● **Task to carry out**
Wherever the word "Build" appears in a line, copy that line.
───
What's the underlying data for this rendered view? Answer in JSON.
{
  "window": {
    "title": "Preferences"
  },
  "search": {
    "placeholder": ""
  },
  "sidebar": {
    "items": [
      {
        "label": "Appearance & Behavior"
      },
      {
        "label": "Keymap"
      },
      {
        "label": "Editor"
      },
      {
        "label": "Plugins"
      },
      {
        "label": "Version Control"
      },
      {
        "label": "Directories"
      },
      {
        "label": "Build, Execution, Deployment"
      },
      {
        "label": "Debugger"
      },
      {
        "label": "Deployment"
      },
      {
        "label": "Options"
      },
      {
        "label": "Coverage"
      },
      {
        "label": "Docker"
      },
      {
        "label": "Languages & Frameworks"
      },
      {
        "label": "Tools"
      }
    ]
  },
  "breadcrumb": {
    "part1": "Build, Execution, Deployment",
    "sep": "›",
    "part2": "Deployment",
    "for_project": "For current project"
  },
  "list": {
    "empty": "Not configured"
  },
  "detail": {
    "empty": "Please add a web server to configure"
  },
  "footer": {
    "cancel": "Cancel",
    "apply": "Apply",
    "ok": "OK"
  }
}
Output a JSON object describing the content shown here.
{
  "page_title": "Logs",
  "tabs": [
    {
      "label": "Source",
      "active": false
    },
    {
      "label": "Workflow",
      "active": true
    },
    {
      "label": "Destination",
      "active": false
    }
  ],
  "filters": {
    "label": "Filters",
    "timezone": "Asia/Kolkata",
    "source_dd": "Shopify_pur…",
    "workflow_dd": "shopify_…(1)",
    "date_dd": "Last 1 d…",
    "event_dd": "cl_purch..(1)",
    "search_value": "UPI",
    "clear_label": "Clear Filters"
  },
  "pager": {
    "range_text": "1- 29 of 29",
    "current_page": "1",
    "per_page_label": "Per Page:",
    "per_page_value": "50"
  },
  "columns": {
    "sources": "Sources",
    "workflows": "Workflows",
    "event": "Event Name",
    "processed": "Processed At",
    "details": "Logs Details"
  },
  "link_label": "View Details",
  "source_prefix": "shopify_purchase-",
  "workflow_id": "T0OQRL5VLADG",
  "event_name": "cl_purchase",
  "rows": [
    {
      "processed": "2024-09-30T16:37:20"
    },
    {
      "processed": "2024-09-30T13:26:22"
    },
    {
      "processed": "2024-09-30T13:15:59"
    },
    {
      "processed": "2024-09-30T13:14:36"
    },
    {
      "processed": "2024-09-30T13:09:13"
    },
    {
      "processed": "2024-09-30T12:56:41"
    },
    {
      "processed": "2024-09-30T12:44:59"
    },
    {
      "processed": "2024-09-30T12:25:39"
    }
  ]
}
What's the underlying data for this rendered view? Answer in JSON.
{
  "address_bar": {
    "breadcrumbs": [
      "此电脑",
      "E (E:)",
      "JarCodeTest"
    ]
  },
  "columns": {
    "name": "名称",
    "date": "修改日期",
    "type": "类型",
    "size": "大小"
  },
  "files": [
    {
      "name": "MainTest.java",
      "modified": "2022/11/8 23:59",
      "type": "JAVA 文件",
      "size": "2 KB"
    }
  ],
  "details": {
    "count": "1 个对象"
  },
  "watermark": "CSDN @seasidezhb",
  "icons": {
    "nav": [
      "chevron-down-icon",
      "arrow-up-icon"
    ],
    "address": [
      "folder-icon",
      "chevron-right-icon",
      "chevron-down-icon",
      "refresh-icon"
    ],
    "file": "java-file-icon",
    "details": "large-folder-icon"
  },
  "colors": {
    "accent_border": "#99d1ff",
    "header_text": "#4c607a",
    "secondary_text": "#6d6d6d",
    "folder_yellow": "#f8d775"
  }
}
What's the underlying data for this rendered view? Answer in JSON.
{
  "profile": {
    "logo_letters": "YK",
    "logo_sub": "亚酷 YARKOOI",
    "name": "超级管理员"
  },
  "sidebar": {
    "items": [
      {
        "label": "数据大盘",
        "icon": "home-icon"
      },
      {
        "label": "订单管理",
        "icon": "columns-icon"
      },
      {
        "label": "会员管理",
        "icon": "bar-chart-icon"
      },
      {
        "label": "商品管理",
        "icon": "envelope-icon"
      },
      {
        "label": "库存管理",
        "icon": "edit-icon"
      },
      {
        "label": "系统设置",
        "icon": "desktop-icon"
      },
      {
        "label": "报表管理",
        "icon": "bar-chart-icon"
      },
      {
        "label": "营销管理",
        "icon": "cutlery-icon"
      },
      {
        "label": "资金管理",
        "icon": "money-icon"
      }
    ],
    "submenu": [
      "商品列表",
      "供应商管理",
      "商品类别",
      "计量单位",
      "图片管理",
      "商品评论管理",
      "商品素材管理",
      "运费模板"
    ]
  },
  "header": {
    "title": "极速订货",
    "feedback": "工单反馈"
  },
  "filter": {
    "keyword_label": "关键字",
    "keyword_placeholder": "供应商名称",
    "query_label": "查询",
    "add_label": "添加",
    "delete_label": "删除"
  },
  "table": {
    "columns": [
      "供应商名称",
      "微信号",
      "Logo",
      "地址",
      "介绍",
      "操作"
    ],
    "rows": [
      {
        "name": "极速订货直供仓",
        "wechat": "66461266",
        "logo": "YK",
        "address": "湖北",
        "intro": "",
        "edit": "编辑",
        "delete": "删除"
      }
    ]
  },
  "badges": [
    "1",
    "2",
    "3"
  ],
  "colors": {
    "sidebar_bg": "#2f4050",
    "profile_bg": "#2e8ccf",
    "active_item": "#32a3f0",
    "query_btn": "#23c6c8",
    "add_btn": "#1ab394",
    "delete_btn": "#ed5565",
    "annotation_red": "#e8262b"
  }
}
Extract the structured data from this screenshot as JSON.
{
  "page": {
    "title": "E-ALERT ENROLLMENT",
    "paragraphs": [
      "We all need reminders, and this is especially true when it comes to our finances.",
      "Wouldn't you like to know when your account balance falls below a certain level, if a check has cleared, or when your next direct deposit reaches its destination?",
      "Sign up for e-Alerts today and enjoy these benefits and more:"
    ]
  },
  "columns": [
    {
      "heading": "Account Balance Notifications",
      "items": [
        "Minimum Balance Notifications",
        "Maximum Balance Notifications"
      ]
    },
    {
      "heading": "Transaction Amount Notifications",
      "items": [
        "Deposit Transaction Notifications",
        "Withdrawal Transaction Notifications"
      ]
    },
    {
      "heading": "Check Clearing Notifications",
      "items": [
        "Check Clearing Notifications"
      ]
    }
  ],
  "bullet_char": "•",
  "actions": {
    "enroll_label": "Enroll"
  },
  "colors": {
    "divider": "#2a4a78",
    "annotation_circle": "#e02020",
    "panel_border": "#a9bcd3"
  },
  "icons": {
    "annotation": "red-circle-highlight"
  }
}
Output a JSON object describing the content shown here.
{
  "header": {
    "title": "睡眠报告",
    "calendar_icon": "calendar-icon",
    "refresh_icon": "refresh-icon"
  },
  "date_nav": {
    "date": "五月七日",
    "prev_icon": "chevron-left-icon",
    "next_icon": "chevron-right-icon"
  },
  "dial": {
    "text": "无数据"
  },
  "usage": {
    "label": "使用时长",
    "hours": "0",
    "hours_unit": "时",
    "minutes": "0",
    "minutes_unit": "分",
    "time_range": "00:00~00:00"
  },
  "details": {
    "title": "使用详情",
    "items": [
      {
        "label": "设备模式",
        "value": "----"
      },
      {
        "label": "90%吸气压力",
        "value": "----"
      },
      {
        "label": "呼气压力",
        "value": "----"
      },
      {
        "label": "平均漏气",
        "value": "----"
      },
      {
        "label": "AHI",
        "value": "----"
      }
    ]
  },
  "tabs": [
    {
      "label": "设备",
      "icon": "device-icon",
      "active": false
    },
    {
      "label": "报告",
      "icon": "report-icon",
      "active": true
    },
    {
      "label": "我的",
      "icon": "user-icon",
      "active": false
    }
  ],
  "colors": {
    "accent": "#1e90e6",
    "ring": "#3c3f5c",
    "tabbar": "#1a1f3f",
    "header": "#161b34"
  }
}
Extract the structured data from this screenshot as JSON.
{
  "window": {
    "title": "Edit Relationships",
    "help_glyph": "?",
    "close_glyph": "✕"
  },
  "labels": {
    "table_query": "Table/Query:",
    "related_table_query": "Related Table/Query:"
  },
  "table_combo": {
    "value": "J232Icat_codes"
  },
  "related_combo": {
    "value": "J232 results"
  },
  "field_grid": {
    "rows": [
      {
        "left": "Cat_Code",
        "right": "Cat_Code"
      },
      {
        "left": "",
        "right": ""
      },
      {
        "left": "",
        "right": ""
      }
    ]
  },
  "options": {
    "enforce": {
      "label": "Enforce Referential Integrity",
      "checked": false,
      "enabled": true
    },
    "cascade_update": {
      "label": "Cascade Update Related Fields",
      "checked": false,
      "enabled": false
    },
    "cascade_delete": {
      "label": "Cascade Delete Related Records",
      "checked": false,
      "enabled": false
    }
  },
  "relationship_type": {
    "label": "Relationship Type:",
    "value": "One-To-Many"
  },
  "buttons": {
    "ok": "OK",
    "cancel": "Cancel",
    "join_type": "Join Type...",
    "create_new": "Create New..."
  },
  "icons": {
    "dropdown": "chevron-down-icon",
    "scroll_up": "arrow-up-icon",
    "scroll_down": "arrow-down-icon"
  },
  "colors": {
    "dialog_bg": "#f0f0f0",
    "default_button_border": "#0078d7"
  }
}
───
● **Task solution**
        "label": "Build, Execution, Deployment"
    "part1": "Build, Execution, Deployment",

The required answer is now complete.